• _EXERCISE INPUT_
┌────────
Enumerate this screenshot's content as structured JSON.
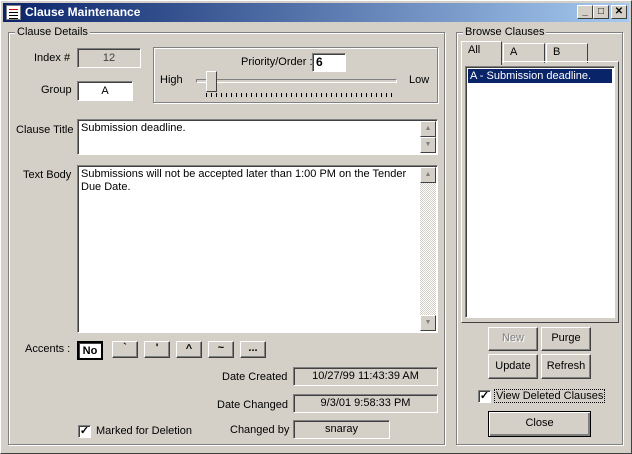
{
  "window": {
    "title": "Clause Maintenance",
    "controls": {
      "minimize": "_",
      "maximize": "□",
      "close": "✕"
    }
  },
  "details": {
    "group_title": "Clause Details",
    "index_label": "Index #",
    "index_value": "12",
    "group_label": "Group",
    "group_value": "A",
    "priority_label": "Priority/Order :",
    "priority_value": "6",
    "slider_high": "High",
    "slider_low": "Low",
    "slider_level_fraction": 0.05,
    "clause_title_label": "Clause Title",
    "clause_title_value": "Submission deadline.",
    "text_body_label": "Text Body",
    "text_body_value": "Submissions will not be accepted  later than 1:00 PM on the Tender Due Date.",
    "accents_label": "Accents :",
    "accents": [
      "No",
      "`",
      "'",
      "^",
      "~",
      "..."
    ],
    "date_created_label": "Date Created",
    "date_created_value": "10/27/99 11:43:39 AM",
    "date_changed_label": "Date Changed",
    "date_changed_value": "9/3/01 9:58:33 PM",
    "changed_by_label": "Changed by",
    "changed_by_value": "snaray",
    "marked_deletion_label": "Marked for Deletion",
    "marked_deletion_checked": true
  },
  "browse": {
    "group_title": "Browse Clauses",
    "tabs": [
      "All",
      "A",
      "B"
    ],
    "active_tab": "All",
    "items": [
      "A - Submission deadline."
    ],
    "buttons": {
      "new": "New",
      "purge": "Purge",
      "update": "Update",
      "refresh": "Refresh",
      "close": "Close"
    },
    "view_deleted_label": "View Deleted Clauses",
    "view_deleted_checked": true
  },
  "colors": {
    "titlebar_start": "#0a246a",
    "titlebar_end": "#a6caf0",
    "selection": "#0a246a",
    "face": "#d4d0c8"
  }
}
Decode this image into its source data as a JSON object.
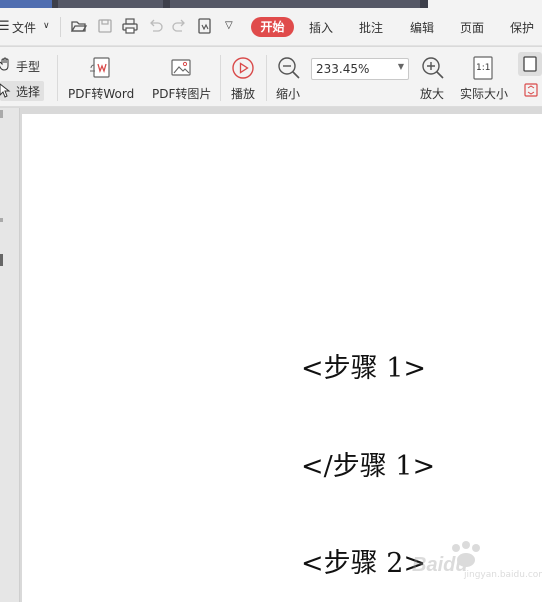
└────────
• _INSTRUCTIONS FOR THE TASK_
Every line of the data above should be quoted exactly. Omit the pictures.

• _FINAL RESULT_
Enumerate this screenshot's content as structured JSON.
{
  "window": {
    "title": "Clause Maintenance",
    "controls": {
      "minimize": "_",
      "maximize": "□",
      "close": "✕"
    }
  },
  "details": {
    "group_title": "Clause Details",
    "index_label": "Index #",
    "index_value": "12",
    "group_label": "Group",
    "group_value": "A",
    "priority_label": "Priority/Order :",
    "priority_value": "6",
    "slider_high": "High",
    "slider_low": "Low",
    "slider_level_fraction": 0.05,
    "clause_title_label": "Clause Title",
    "clause_title_value": "Submission deadline.",
    "text_body_label": "Text Body",
    "text_body_value": "Submissions will not be accepted  later than 1:00 PM on the Tender Due Date.",
    "accents_label": "Accents :",
    "accents": [
      "No",
      "`",
      "'",
      "^",
      "~",
      "..."
    ],
    "date_created_label": "Date Created",
    "date_created_value": "10/27/99 11:43:39 AM",
    "date_changed_label": "Date Changed",
    "date_changed_value": "9/3/01 9:58:33 PM",
    "changed_by_label": "Changed by",
    "changed_by_value": "snaray",
    "marked_deletion_label": "Marked for Deletion",
    "marked_deletion_checked": true
  },
  "browse": {
    "group_title": "Browse Clauses",
    "tabs": [
      "All",
      "A",
      "B"
    ],
    "active_tab": "All",
    "items": [
      "A - Submission deadline."
    ],
    "buttons": {
      "new": "New",
      "purge": "Purge",
      "update": "Update",
      "refresh": "Refresh",
      "close": "Close"
    },
    "view_deleted_label": "View Deleted Clauses",
    "view_deleted_checked": true
  },
  "colors": {
    "titlebar_start": "#0a246a",
    "titlebar_end": "#a6caf0",
    "selection": "#0a246a",
    "face": "#d4d0c8"
  }
}
Decode this image into its source data as a JSON object.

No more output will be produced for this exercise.